# Records:
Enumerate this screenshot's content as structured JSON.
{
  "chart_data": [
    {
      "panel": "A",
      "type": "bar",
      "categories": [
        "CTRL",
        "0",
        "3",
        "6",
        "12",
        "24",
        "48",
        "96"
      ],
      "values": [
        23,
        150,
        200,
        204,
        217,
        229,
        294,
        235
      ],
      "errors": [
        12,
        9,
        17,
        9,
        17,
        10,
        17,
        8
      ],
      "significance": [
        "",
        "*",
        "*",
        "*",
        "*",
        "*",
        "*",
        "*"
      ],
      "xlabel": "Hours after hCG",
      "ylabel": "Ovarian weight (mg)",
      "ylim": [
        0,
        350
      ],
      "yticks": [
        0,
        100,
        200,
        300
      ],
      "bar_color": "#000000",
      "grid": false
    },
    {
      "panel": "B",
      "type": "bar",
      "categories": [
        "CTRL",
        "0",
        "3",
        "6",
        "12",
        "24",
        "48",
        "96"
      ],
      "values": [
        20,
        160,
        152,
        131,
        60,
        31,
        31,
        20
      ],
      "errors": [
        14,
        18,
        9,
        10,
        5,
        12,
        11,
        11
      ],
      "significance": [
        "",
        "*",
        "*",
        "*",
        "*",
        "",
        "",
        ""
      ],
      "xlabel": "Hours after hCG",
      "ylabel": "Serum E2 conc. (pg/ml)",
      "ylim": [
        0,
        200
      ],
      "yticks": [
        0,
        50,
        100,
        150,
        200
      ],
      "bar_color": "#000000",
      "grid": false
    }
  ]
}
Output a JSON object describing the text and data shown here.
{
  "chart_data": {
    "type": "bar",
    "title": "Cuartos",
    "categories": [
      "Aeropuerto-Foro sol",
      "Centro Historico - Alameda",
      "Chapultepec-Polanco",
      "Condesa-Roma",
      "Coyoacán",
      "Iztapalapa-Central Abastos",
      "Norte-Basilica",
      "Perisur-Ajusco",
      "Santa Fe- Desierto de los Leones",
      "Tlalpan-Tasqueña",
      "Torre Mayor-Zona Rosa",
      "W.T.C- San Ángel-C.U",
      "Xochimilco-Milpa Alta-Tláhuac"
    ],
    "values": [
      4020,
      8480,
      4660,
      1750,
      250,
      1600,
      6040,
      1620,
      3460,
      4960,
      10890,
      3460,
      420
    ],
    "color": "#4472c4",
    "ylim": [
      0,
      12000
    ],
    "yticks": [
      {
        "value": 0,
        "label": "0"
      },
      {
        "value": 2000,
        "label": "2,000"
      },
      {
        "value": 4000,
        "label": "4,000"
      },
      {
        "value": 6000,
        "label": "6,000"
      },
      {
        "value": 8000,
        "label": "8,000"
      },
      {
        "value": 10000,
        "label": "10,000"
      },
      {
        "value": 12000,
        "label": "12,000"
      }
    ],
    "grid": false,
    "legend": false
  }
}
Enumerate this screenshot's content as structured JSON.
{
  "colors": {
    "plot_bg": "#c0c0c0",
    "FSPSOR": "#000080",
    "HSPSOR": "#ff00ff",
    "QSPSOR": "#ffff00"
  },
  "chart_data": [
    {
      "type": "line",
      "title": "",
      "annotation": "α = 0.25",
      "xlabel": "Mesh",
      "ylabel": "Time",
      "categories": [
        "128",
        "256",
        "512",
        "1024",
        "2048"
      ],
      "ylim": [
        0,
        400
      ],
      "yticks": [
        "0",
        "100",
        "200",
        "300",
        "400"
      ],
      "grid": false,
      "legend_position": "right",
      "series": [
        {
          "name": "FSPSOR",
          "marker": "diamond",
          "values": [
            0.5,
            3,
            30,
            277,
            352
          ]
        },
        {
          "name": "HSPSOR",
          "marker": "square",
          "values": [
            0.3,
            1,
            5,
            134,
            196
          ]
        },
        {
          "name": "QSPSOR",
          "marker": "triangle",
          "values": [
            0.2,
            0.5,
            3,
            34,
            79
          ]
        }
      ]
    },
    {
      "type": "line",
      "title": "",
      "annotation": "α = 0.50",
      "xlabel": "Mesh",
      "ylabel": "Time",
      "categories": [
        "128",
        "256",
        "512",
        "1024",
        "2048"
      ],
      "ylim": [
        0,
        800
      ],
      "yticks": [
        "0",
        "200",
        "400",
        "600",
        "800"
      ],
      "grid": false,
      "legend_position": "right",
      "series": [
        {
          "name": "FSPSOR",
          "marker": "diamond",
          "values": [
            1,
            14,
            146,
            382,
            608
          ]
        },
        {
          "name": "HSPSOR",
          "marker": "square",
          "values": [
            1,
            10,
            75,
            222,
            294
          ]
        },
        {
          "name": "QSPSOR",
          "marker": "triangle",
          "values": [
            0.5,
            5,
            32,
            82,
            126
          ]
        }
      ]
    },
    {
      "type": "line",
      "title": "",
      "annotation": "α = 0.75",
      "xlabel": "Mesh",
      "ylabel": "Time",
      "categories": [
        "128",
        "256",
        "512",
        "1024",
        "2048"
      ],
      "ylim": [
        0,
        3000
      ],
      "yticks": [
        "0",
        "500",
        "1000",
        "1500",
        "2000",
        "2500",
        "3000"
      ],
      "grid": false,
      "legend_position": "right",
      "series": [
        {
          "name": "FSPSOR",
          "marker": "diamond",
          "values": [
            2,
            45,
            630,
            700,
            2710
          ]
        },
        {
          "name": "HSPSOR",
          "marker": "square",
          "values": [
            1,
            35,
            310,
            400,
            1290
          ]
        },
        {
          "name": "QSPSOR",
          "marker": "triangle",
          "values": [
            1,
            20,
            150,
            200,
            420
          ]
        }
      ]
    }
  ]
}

# GIVEN PROBLEM:
Print every record above exactly as written.

# RESPONSE TO THIS TASK:
Enumerate this screenshot's content as structured JSON.
{
  "chart_data": [
    {
      "panel": "A",
      "type": "bar",
      "categories": [
        "CTRL",
        "0",
        "3",
        "6",
        "12",
        "24",
        "48",
        "96"
      ],
      "values": [
        23,
        150,
        200,
        204,
        217,
        229,
        294,
        235
      ],
      "errors": [
        12,
        9,
        17,
        9,
        17,
        10,
        17,
        8
      ],
      "significance": [
        "",
        "*",
        "*",
        "*",
        "*",
        "*",
        "*",
        "*"
      ],
      "xlabel": "Hours after hCG",
      "ylabel": "Ovarian weight (mg)",
      "ylim": [
        0,
        350
      ],
      "yticks": [
        0,
        100,
        200,
        300
      ],
      "bar_color": "#000000",
      "grid": false
    },
    {
      "panel": "B",
      "type": "bar",
      "categories": [
        "CTRL",
        "0",
        "3",
        "6",
        "12",
        "24",
        "48",
        "96"
      ],
      "values": [
        20,
        160,
        152,
        131,
        60,
        31,
        31,
        20
      ],
      "errors": [
        14,
        18,
        9,
        10,
        5,
        12,
        11,
        11
      ],
      "significance": [
        "",
        "*",
        "*",
        "*",
        "*",
        "",
        "",
        ""
      ],
      "xlabel": "Hours after hCG",
      "ylabel": "Serum E2 conc. (pg/ml)",
      "ylim": [
        0,
        200
      ],
      "yticks": [
        0,
        50,
        100,
        150,
        200
      ],
      "bar_color": "#000000",
      "grid": false
    }
  ]
}
Output a JSON object describing the text and data shown here.
{
  "chart_data": {
    "type": "bar",
    "title": "Cuartos",
    "categories": [
      "Aeropuerto-Foro sol",
      "Centro Historico - Alameda",
      "Chapultepec-Polanco",
      "Condesa-Roma",
      "Coyoacán",
      "Iztapalapa-Central Abastos",
      "Norte-Basilica",
      "Perisur-Ajusco",
      "Santa Fe- Desierto de los Leones",
      "Tlalpan-Tasqueña",
      "Torre Mayor-Zona Rosa",
      "W.T.C- San Ángel-C.U",
      "Xochimilco-Milpa Alta-Tláhuac"
    ],
    "values": [
      4020,
      8480,
      4660,
      1750,
      250,
      1600,
      6040,
      1620,
      3460,
      4960,
      10890,
      3460,
      420
    ],
    "color": "#4472c4",
    "ylim": [
      0,
      12000
    ],
    "yticks": [
      {
        "value": 0,
        "label": "0"
      },
      {
        "value": 2000,
        "label": "2,000"
      },
      {
        "value": 4000,
        "label": "4,000"
      },
      {
        "value": 6000,
        "label": "6,000"
      },
      {
        "value": 8000,
        "label": "8,000"
      },
      {
        "value": 10000,
        "label": "10,000"
      },
      {
        "value": 12000,
        "label": "12,000"
      }
    ],
    "grid": false,
    "legend": false
  }
}
Enumerate this screenshot's content as structured JSON.
{
  "colors": {
    "plot_bg": "#c0c0c0",
    "FSPSOR": "#000080",
    "HSPSOR": "#ff00ff",
    "QSPSOR": "#ffff00"
  },
  "chart_data": [
    {
      "type": "line",
      "title": "",
      "annotation": "α = 0.25",
      "xlabel": "Mesh",
      "ylabel": "Time",
      "categories": [
        "128",
        "256",
        "512",
        "1024",
        "2048"
      ],
      "ylim": [
        0,
        400
      ],
      "yticks": [
        "0",
        "100",
        "200",
        "300",
        "400"
      ],
      "grid": false,
      "legend_position": "right",
      "series": [
        {
          "name": "FSPSOR",
          "marker": "diamond",
          "values": [
            0.5,
            3,
            30,
            277,
            352
          ]
        },
        {
          "name": "HSPSOR",
          "marker": "square",
          "values": [
            0.3,
            1,
            5,
            134,
            196
          ]
        },
        {
          "name": "QSPSOR",
          "marker": "triangle",
          "values": [
            0.2,
            0.5,
            3,
            34,
            79
          ]
        }
      ]
    },
    {
      "type": "line",
      "title": "",
      "annotation": "α = 0.50",
      "xlabel": "Mesh",
      "ylabel": "Time",
      "categories": [
        "128",
        "256",
        "512",
        "1024",
        "2048"
      ],
      "ylim": [
        0,
        800
      ],
      "yticks": [
        "0",
        "200",
        "400",
        "600",
        "800"
      ],
      "grid": false,
      "legend_position": "right",
      "series": [
        {
          "name": "FSPSOR",
          "marker": "diamond",
          "values": [
            1,
            14,
            146,
            382,
            608
          ]
        },
        {
          "name": "HSPSOR",
          "marker": "square",
          "values": [
            1,
            10,
            75,
            222,
            294
          ]
        },
        {
          "name": "QSPSOR",
          "marker": "triangle",
          "values": [
            0.5,
            5,
            32,
            82,
            126
          ]
        }
      ]
    },
    {
      "type": "line",
      "title": "",
      "annotation": "α = 0.75",
      "xlabel": "Mesh",
      "ylabel": "Time",
      "categories": [
        "128",
        "256",
        "512",
        "1024",
        "2048"
      ],
      "ylim": [
        0,
        3000
      ],
      "yticks": [
        "0",
        "500",
        "1000",
        "1500",
        "2000",
        "2500",
        "3000"
      ],
      "grid": false,
      "legend_position": "right",
      "series": [
        {
          "name": "FSPSOR",
          "marker": "diamond",
          "values": [
            2,
            45,
            630,
            700,
            2710
          ]
        },
        {
          "name": "HSPSOR",
          "marker": "square",
          "values": [
            1,
            35,
            310,
            400,
            1290
          ]
        },
        {
          "name": "QSPSOR",
          "marker": "triangle",
          "values": [
            1,
            20,
            150,
            200,
            420
          ]
        }
      ]
    }
  ]
}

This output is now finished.